Reproduce the listing that follows with no differences at all.
########
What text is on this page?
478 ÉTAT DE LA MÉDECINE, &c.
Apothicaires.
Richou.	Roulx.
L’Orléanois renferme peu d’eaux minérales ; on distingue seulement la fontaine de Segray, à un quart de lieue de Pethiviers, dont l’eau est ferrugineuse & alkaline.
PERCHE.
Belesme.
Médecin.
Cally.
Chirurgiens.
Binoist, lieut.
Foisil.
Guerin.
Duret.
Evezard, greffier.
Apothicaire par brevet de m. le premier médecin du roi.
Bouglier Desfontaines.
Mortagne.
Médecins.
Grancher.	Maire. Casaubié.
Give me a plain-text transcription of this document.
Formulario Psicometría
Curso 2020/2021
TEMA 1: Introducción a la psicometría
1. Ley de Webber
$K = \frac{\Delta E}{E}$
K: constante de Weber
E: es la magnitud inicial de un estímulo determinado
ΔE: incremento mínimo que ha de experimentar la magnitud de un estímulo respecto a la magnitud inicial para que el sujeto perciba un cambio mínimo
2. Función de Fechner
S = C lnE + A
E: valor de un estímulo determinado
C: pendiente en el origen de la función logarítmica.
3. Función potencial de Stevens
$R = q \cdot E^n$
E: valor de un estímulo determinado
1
########
◆ **COMPLETE RESPONSE**
What text is on this page?
478 ÉTAT DE LA MÉDECINE, &c.
Apothicaires.
Richou.	Roulx.
L’Orléanois renferme peu d’eaux minérales ; on distingue seulement la fontaine de Segray, à un quart de lieue de Pethiviers, dont l’eau est ferrugineuse & alkaline.
PERCHE.
Belesme.
Médecin.
Cally.
Chirurgiens.
Binoist, lieut.
Foisil.
Guerin.
Duret.
Evezard, greffier.
Apothicaire par brevet de m. le premier médecin du roi.
Bouglier Desfontaines.
Mortagne.
Médecins.
Grancher.	Maire. Casaubié.
Give me a plain-text transcription of this document.
Formulario Psicometría
Curso 2020/2021
TEMA 1: Introducción a la psicometría
1. Ley de Webber
$K = \frac{\Delta E}{E}$
K: constante de Weber
E: es la magnitud inicial de un estímulo determinado
ΔE: incremento mínimo que ha de experimentar la magnitud de un estímulo respecto a la magnitud inicial para que el sujeto perciba un cambio mínimo
2. Función de Fechner
S = C lnE + A
E: valor de un estímulo determinado
C: pendiente en el origen de la función logarítmica.
3. Función potencial de Stevens
$R = q \cdot E^n$
E: valor de un estímulo determinado
1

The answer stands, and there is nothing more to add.